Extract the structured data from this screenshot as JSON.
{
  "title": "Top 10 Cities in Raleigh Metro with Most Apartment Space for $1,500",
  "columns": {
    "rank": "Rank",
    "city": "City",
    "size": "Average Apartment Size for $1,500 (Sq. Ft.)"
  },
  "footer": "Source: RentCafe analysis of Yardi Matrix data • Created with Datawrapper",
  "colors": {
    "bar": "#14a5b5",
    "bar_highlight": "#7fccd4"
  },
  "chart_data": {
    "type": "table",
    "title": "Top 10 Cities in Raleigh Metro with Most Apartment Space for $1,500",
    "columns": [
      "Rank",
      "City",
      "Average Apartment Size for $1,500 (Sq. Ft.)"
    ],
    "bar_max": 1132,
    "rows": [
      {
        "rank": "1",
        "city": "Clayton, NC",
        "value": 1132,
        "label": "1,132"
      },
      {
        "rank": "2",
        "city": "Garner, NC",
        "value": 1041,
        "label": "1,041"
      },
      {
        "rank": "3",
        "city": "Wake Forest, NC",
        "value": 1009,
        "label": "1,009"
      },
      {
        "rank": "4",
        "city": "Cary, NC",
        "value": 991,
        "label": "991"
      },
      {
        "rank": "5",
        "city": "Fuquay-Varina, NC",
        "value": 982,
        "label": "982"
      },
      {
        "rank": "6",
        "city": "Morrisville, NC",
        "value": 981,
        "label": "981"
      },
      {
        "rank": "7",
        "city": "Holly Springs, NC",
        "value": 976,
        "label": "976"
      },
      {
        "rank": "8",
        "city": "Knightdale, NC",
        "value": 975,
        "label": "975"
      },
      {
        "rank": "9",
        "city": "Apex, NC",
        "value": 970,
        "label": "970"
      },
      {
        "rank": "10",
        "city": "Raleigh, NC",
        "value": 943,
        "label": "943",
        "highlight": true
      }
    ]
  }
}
··········
## [DIRECTIONS]
Extract the listing in its entirety, matching it exactly.

## [ANSWER TO THE PROBLEM]
Extract the structured data from this screenshot as JSON.
{
  "title": "Top 10 Cities in Raleigh Metro with Most Apartment Space for $1,500",
  "columns": {
    "rank": "Rank",
    "city": "City",
    "size": "Average Apartment Size for $1,500 (Sq. Ft.)"
  },
  "footer": "Source: RentCafe analysis of Yardi Matrix data • Created with Datawrapper",
  "colors": {
    "bar": "#14a5b5",
    "bar_highlight": "#7fccd4"
  },
  "chart_data": {
    "type": "table",
    "title": "Top 10 Cities in Raleigh Metro with Most Apartment Space for $1,500",
    "columns": [
      "Rank",
      "City",
      "Average Apartment Size for $1,500 (Sq. Ft.)"
    ],
    "bar_max": 1132,
    "rows": [
      {
        "rank": "1",
        "city": "Clayton, NC",
        "value": 1132,
        "label": "1,132"
      },
      {
        "rank": "2",
        "city": "Garner, NC",
        "value": 1041,
        "label": "1,041"
      },
      {
        "rank": "3",
        "city": "Wake Forest, NC",
        "value": 1009,
        "label": "1,009"
      },
      {
        "rank": "4",
        "city": "Cary, NC",
        "value": 991,
        "label": "991"
      },
      {
        "rank": "5",
        "city": "Fuquay-Varina, NC",
        "value": 982,
        "label": "982"
      },
      {
        "rank": "6",
        "city": "Morrisville, NC",
        "value": 981,
        "label": "981"
      },
      {
        "rank": "7",
        "city": "Holly Springs, NC",
        "value": 976,
        "label": "976"
      },
      {
        "rank": "8",
        "city": "Knightdale, NC",
        "value": 975,
        "label": "975"
      },
      {
        "rank": "9",
        "city": "Apex, NC",
        "value": 970,
        "label": "970"
      },
      {
        "rank": "10",
        "city": "Raleigh, NC",
        "value": 943,
        "label": "943",
        "highlight": true
      }
    ]
  }
}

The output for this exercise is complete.